Money & Career

4 surprising ways to use life insurance

4 surprising ways to use life insurance

Author: Canadian Living

Money & Career

4 surprising ways to use life insurance

Most people buy life insurance to financially protect their family members in case they pass away. That will always be the primary function of insurance -- the big lump sum of cash people get when a loved one dies -- but there are other reasons to take out an insurance policy. Here are four different ways to use life insurance:

1. Use life insurance for your retirement savings
It might sound a little morbid, but some people take out life insurance on their parents, so when the folks pass away, they'll get money to help them through retirement. You need to do this when you're 30 and your parents are 60 -- the life insurance premiums will be a lot cheaper than when they're 80. Since people are living longer, the thinking is that they'll die, and you'll get the money, when you're older and closer to retirement.

2. Use life insurance to pay off debts
One big selling feature of life insurance is that it's not taxed. So when you die and your beneficiaries get a payout, the government won't go after them for a cut. Every estate has taxes and debts to pay so many people choose to use their insurance's payout to cover those costs. This would likely be a separate policy than the one for your family; otherwise, your children will be stuck sorting out your estate's bill.

Directives:
A. Update the life insurance article starting with "1. Use life" and going on through "closer to retirement.", swapping "retirement" for "pension".
B. Answer these from the life insurance article:
(i) What does the article call the primary function of insurance?
(ii) At what ages for you and your parents does the article say to take out insurance on them?
(iii) What does the article name as one big selling feature of life insurance?
C. Pick up the life insurance article from its final sentence and keep writing.
These lines have no connection to the life insurance article.

Spatial layout entries:
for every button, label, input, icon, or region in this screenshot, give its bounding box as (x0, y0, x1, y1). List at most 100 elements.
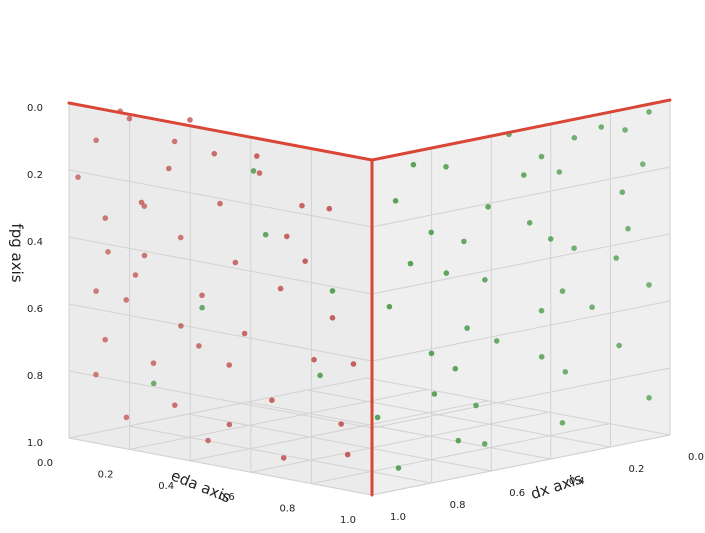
z-tick-label: 0.4 (27, 237, 43, 248)
data-point-series-2 (559, 420, 566, 426)
data-point-series-2 (443, 270, 450, 276)
data-point-series-2 (562, 369, 569, 375)
data-point-series-2 (640, 161, 646, 167)
data-point-series-2 (374, 414, 381, 421)
data-point-series-1 (299, 202, 305, 209)
data-point-series-1 (280, 455, 287, 461)
data-point-series-1 (196, 343, 202, 349)
grid-line (247, 401, 551, 460)
data-point-series-1 (123, 414, 130, 421)
data-point-series-2 (199, 304, 205, 311)
data-point-series-1 (256, 170, 263, 176)
y-tick-label: 1.0 (340, 515, 356, 526)
red-indicator-line (370, 98, 672, 162)
grid-line (188, 413, 492, 472)
data-point-series-1 (178, 323, 184, 329)
grid-line (68, 377, 368, 439)
data-point-series-1 (338, 421, 345, 427)
data-point-series-1 (93, 288, 99, 294)
data-point-series-2 (392, 198, 399, 204)
z-tick-label: 0.0 (27, 103, 43, 114)
data-points (75, 108, 652, 471)
x-tick-label: 0.4 (569, 476, 585, 487)
z-tick-label: 0.6 (27, 304, 43, 315)
y-tick-label: 0.2 (98, 469, 114, 480)
y-tick-label: 0.4 (158, 481, 174, 492)
data-point-series-2 (407, 260, 414, 267)
grid-line (366, 377, 671, 436)
y-tick-label: 0.8 (279, 504, 295, 515)
z-tick-label: 1.0 (27, 438, 43, 449)
grid-line (371, 434, 671, 496)
data-point-series-2 (410, 161, 417, 168)
data-point-series-2 (646, 395, 652, 401)
data-point-series-2 (589, 304, 595, 311)
data-point-series-2 (613, 255, 619, 261)
data-point-series-2 (443, 164, 449, 170)
grid-line (371, 300, 671, 362)
left-wall-pane (69, 103, 372, 495)
data-point-series-2 (150, 380, 157, 387)
data-point-series-2 (455, 437, 462, 444)
x-tick-label: 0.2 (628, 464, 644, 475)
right-wall-pane (372, 100, 670, 495)
data-point-series-1 (211, 150, 218, 157)
y-axis-label: eda axis (168, 466, 233, 506)
x-axis-label: dx axis (528, 469, 584, 503)
data-point-series-1 (326, 205, 333, 212)
z-tick-label: 0.2 (27, 170, 43, 181)
data-point-series-1 (199, 292, 205, 299)
data-point-series-2 (556, 169, 563, 175)
data-point-series-2 (482, 277, 488, 283)
y-tick-label: 0.0 (37, 458, 53, 469)
data-point-series-2 (262, 231, 269, 238)
grid-line (371, 166, 671, 228)
data-point-series-2 (625, 225, 631, 232)
data-point-series-1 (344, 451, 351, 458)
data-point-series-1 (126, 115, 133, 122)
data-point-series-1 (350, 361, 357, 367)
data-point-series-2 (431, 391, 438, 397)
data-point-series-1 (311, 356, 317, 363)
data-point-series-1 (105, 249, 111, 255)
data-point-series-1 (187, 117, 193, 123)
data-point-series-1 (177, 234, 184, 241)
data-point-series-1 (102, 336, 108, 343)
data-point-series-1 (284, 233, 290, 240)
data-point-series-1 (253, 153, 260, 159)
data-point-series-2 (521, 172, 527, 178)
data-point-series-2 (622, 127, 628, 133)
grid-line (128, 425, 432, 484)
grid-line (190, 400, 489, 462)
data-point-series-2 (493, 338, 500, 344)
x-tick-label: 0.8 (450, 500, 466, 511)
data-point-series-1 (329, 315, 336, 321)
data-point-series-2 (646, 109, 652, 115)
data-point-series-2 (616, 342, 622, 349)
data-point-series-2 (317, 372, 323, 379)
grid-line (68, 370, 373, 429)
data-point-series-2 (547, 236, 554, 242)
grid-line (68, 303, 373, 362)
data-point-series-2 (559, 288, 566, 294)
grid-line (68, 236, 373, 295)
data-point-series-2 (329, 288, 336, 294)
grid-line (68, 437, 373, 496)
data-point-series-1 (102, 215, 109, 221)
data-point-series-1 (277, 285, 284, 292)
data-point-series-1 (302, 258, 309, 265)
data-point-series-1 (141, 252, 148, 259)
data-point-series-2 (386, 303, 393, 310)
grid-line (68, 169, 373, 228)
data-point-series-1 (226, 421, 233, 428)
z-tick-label: 0.8 (27, 371, 43, 382)
data-point-series-2 (571, 245, 577, 251)
data-point-series-2 (464, 325, 470, 331)
data-point-series-2 (538, 153, 545, 160)
data-point-series-1 (232, 259, 239, 266)
grid-line (250, 411, 549, 473)
x-tick-label: 0.6 (509, 488, 525, 499)
data-point-series-2 (619, 189, 626, 195)
grid-line (371, 367, 671, 429)
grid-line (311, 423, 610, 485)
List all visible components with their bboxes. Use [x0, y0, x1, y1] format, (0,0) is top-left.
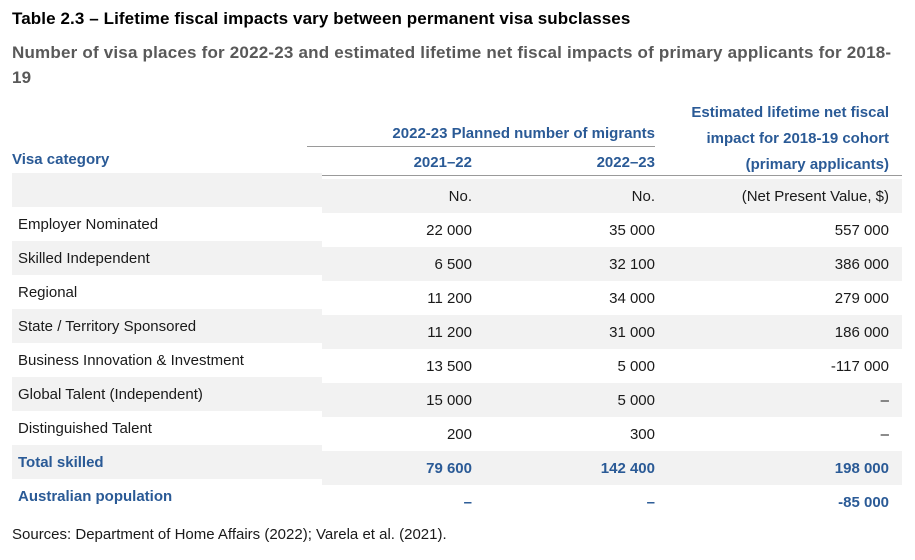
- visa-category-cell: State / Territory Sponsored: [12, 309, 322, 343]
- units-cell: No.: [472, 179, 655, 213]
- source-note: Sources: Department of Home Affairs (202…: [12, 526, 447, 543]
- units-row: No. No. (Net Present Value, $): [12, 173, 902, 213]
- value-cell: 5 000: [472, 383, 655, 417]
- visa-category-cell: Distinguished Talent: [18, 419, 152, 437]
- value-cell: 22 000: [426, 221, 472, 239]
- visa-category-header: Visa category: [12, 151, 110, 168]
- value-cell: 11 200: [322, 315, 472, 349]
- value-cell: 31 000: [472, 315, 655, 349]
- visa-category-cell: Skilled Independent: [12, 241, 322, 275]
- visa-category-cell: Global Talent (Independent): [12, 377, 322, 411]
- value-cell: 186 000: [655, 315, 902, 349]
- value-cell: 11 200: [427, 289, 472, 307]
- value-cell: 79 600: [322, 451, 472, 485]
- value-cell: -117 000: [830, 357, 889, 375]
- fiscal-header-line: Estimated lifetime net fiscal: [691, 104, 889, 121]
- table-row: Regional 11 200 34 000 279 000: [12, 278, 902, 312]
- year-2021-22-header: 2021–22: [413, 154, 472, 171]
- table-row: Global Talent (Independent) 15 000 5 000…: [12, 377, 902, 417]
- fiscal-impact-header: Estimated lifetime net fiscal impact for…: [640, 100, 889, 178]
- visa-category-cell: Total skilled: [12, 445, 322, 479]
- visa-category-cell: Employer Nominated: [18, 215, 159, 233]
- header-divider: [12, 175, 902, 176]
- value-cell: 300: [629, 425, 655, 443]
- value-cell: 32 100: [472, 247, 655, 281]
- table-subtitle: Number of visa places for 2022-23 and es…: [12, 43, 892, 87]
- value-cell: 5 000: [617, 357, 655, 375]
- value-cell: 386 000: [655, 247, 902, 281]
- visa-category-cell: Australian population: [18, 487, 173, 505]
- value-cell: -85 000: [838, 493, 889, 511]
- visa-fiscal-table: No. No. (Net Present Value, $) Employer …: [12, 173, 902, 516]
- table-row: Business Innovation & Investment 13 500 …: [12, 346, 902, 380]
- table-row: Skilled Independent 6 500 32 100 386 000: [12, 241, 902, 281]
- fiscal-header-line: impact for 2018-19 cohort: [706, 130, 889, 147]
- visa-category-cell: Regional: [18, 283, 78, 301]
- table-title: Table 2.3 – Lifetime fiscal impacts vary…: [12, 9, 631, 28]
- fiscal-header-line: (primary applicants): [745, 156, 889, 173]
- value-cell: 34 000: [609, 289, 655, 307]
- value-cell: –: [880, 425, 889, 443]
- planned-migrants-group-header: 2022-23 Planned number of migrants: [307, 125, 655, 147]
- value-cell: 15 000: [322, 383, 472, 417]
- value-cell: –: [655, 383, 902, 417]
- value-cell: 279 000: [834, 289, 889, 307]
- units-cell: No.: [322, 179, 472, 213]
- value-cell: 13 500: [426, 357, 472, 375]
- year-2022-23-header: 2022–23: [596, 154, 655, 171]
- value-cell: –: [463, 493, 472, 511]
- total-skilled-row: Total skilled 79 600 142 400 198 000: [12, 445, 902, 485]
- australian-population-row: Australian population – – -85 000: [12, 482, 902, 516]
- value-cell: 35 000: [609, 221, 655, 239]
- table-row: Employer Nominated 22 000 35 000 557 000: [12, 210, 902, 244]
- table-row: Distinguished Talent 200 300 –: [12, 414, 902, 448]
- visa-category-cell: Business Innovation & Investment: [18, 351, 244, 369]
- value-cell: 557 000: [834, 221, 889, 239]
- value-cell: –: [646, 493, 655, 511]
- value-cell: 6 500: [322, 247, 472, 281]
- units-cell: (Net Present Value, $): [655, 179, 902, 213]
- value-cell: 200: [446, 425, 472, 443]
- value-cell: 142 400: [472, 451, 655, 485]
- value-cell: 198 000: [655, 451, 902, 485]
- table-row: State / Territory Sponsored 11 200 31 00…: [12, 309, 902, 349]
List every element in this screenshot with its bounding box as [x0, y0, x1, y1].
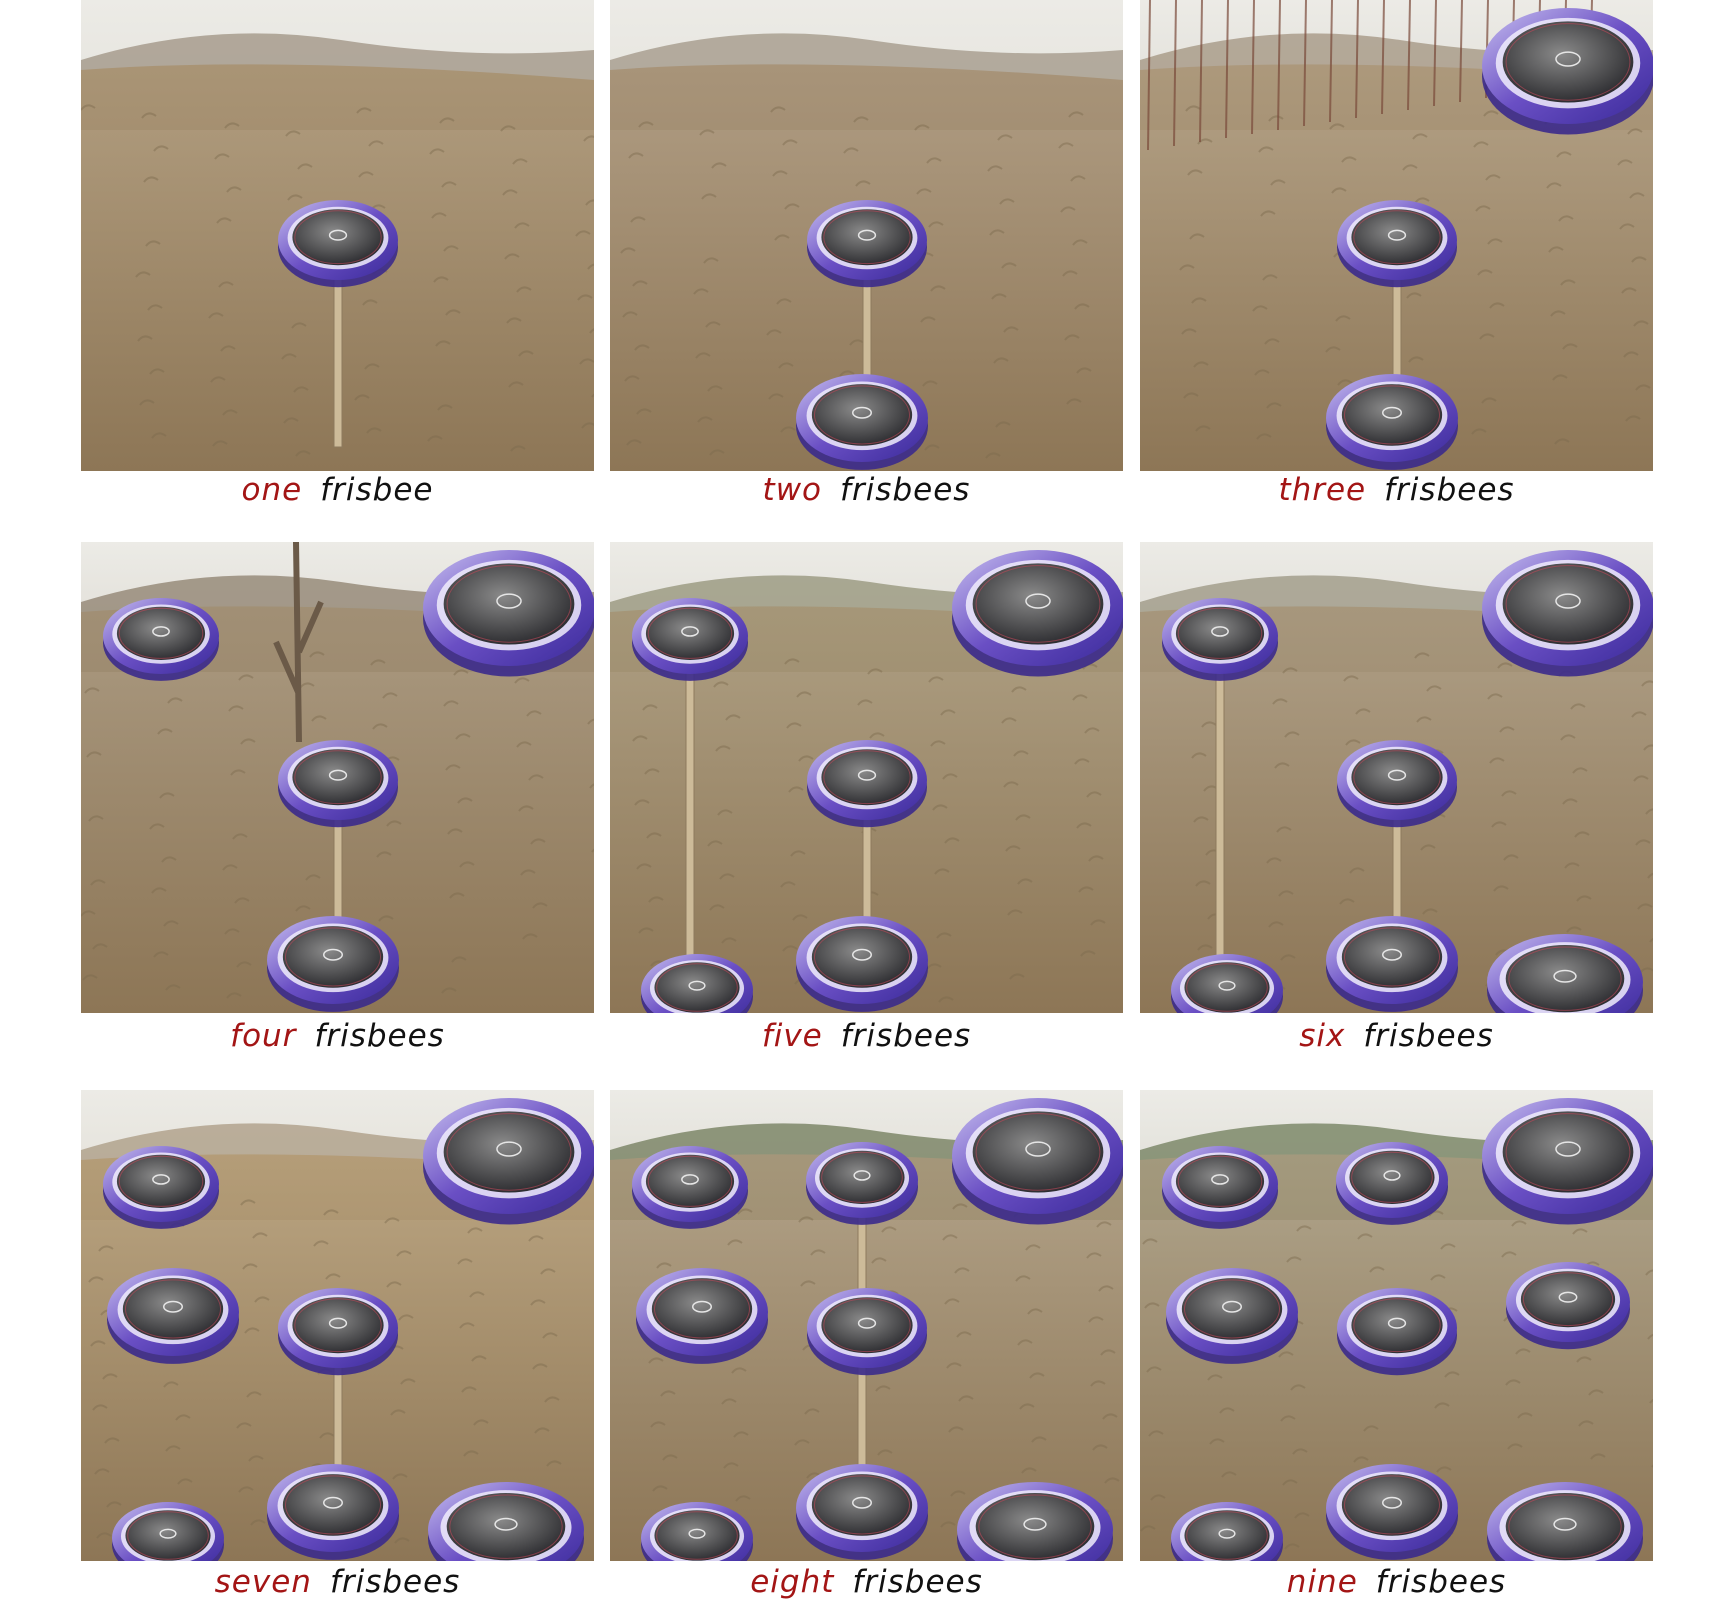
frisbee [103, 598, 219, 681]
caption-object-9: frisbees [1375, 1564, 1507, 1600]
caption-6: six frisbees [1140, 1018, 1653, 1054]
frisbee [957, 1482, 1113, 1561]
caption-number-1: one [241, 472, 303, 508]
caption-9: nine frisbees [1140, 1564, 1653, 1600]
frisbee [267, 1464, 399, 1560]
caption-1: one frisbee [81, 472, 594, 508]
frisbee [1171, 954, 1283, 1013]
photo-panel-8 [610, 1090, 1123, 1561]
frisbee [632, 598, 748, 990]
caption-object-1: frisbee [320, 472, 434, 508]
photo-panel-3 [1140, 0, 1653, 471]
scene-9 [1140, 1090, 1653, 1561]
frisbee [796, 374, 928, 470]
frisbee [641, 954, 753, 1013]
caption-number-8: eight [750, 1564, 835, 1600]
caption-2: two frisbees [610, 472, 1123, 508]
frisbee [1482, 550, 1653, 677]
caption-object-2: frisbees [840, 472, 971, 508]
scene-7 [81, 1090, 594, 1561]
caption-number-4: four [230, 1018, 297, 1054]
frisbee [423, 550, 594, 677]
caption-5: five frisbees [610, 1018, 1123, 1054]
frisbee [278, 740, 398, 990]
photo-panel-4 [81, 542, 594, 1013]
caption-number-7: seven [214, 1564, 312, 1600]
scene-8 [610, 1090, 1123, 1561]
frisbee [806, 1142, 918, 1538]
frisbee [423, 1098, 594, 1225]
frisbee [952, 1098, 1123, 1225]
frisbee [952, 550, 1123, 677]
frisbee [278, 1288, 398, 1538]
frisbee [1506, 1262, 1630, 1350]
frisbee [1326, 374, 1458, 470]
frisbee [112, 1502, 224, 1561]
frisbee [807, 740, 927, 990]
caption-number-2: two [762, 472, 823, 508]
scene-5 [610, 542, 1123, 1013]
caption-number-9: nine [1286, 1564, 1358, 1600]
scene-4 [81, 542, 594, 1013]
frisbee [278, 200, 398, 448]
caption-number-5: five [761, 1018, 823, 1054]
caption-object-7: frisbees [329, 1564, 461, 1600]
caption-8: eight frisbees [610, 1564, 1123, 1600]
frisbee [1487, 934, 1643, 1013]
scene-2 [610, 0, 1123, 471]
photo-panel-5 [610, 542, 1123, 1013]
caption-object-5: frisbees [840, 1018, 972, 1054]
frisbee [796, 916, 928, 1012]
frisbee [807, 1288, 927, 1376]
frisbee [107, 1268, 239, 1364]
photo-panel-1 [81, 0, 594, 471]
scene-1 [81, 0, 594, 471]
frisbee [1326, 916, 1458, 1012]
frisbee [428, 1482, 584, 1561]
frisbee [1482, 8, 1653, 135]
frisbee [636, 1268, 768, 1364]
frisbee [1487, 1482, 1643, 1561]
frisbee [1482, 1098, 1653, 1225]
frisbee [1337, 740, 1457, 990]
photo-panel-7 [81, 1090, 594, 1561]
frisbee [1171, 1502, 1283, 1561]
scene-6 [1140, 542, 1653, 1013]
frisbee [1336, 1142, 1448, 1225]
frisbee [641, 1502, 753, 1561]
frisbee [1337, 200, 1457, 448]
frisbee [103, 1146, 219, 1229]
frisbee [1326, 1464, 1458, 1560]
caption-object-8: frisbees [852, 1564, 983, 1600]
photo-panel-9 [1140, 1090, 1653, 1561]
caption-3: three frisbees [1140, 472, 1653, 508]
frisbee [1337, 1288, 1457, 1376]
frisbee [267, 916, 399, 1012]
caption-4: four frisbees [81, 1018, 594, 1054]
caption-number-6: six [1299, 1018, 1346, 1054]
scene-3 [1140, 0, 1653, 471]
photo-panel-6 [1140, 542, 1653, 1013]
photo-panel-2 [610, 0, 1123, 471]
frisbee [632, 1146, 748, 1229]
caption-object-3: frisbees [1384, 472, 1515, 508]
frisbee [1162, 598, 1278, 990]
caption-object-4: frisbees [314, 1018, 445, 1054]
frisbee [796, 1464, 928, 1560]
caption-object-6: frisbees [1363, 1018, 1494, 1054]
caption-number-3: three [1278, 472, 1367, 508]
frisbee [1162, 1146, 1278, 1229]
frisbee [807, 200, 927, 448]
caption-7: seven frisbees [81, 1564, 594, 1600]
frisbee [1166, 1268, 1298, 1364]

The answers:
A.
1. Use life insurance for your pension savings
It might sound a little morbid, but some people take out life insurance on their parents, so when the folks pass away, they'll get money to help them through pension. You need to do this when you're 30 and your parents are 60 -- the life insurance premiums will be a lot cheaper than when they're 80. Since people are living longer, the thinking is that they'll die, and you'll get the money, when you're older and closer to pension.

B.
(i) The big lump sum of cash people get when a loved one dies, which financially protects family members.
(ii) When you're 30 and your parents are 60.
(iii) That it's not taxed.

C.
3. Use life insurance to withdraw cash
Some policies, such as Whole Life, accumulate a cash balance over the years. You pay the same price every month for life insurance, but technically you should be increasing amounts as you get older. The difference between what you pay per month and what you should be paying creates a cash balance that you can withdraw. You have to pay it back, though -- if you don't, that amount, plus interest, is deducted from the life insurance payout.

4. Use life insurance to generate an income
Some policies, called annuities, offer retirees regular monthly payments. When you're younger, your payments are invested and grow in an account. At some point in the future, those savings get paid back to you. You can either get a fixed income or buy a variable annuity, which alters the payment based on how well the annuities' investments do. It's a great way to bring in extra dollars if you'll be short on cash in retirement.

Clearly, life insurance isn't just about leaving your family money after you die. But the earlier you take out a policy, the cheaper it will be. So think about how you might want to use insurance and then purchase a plan now.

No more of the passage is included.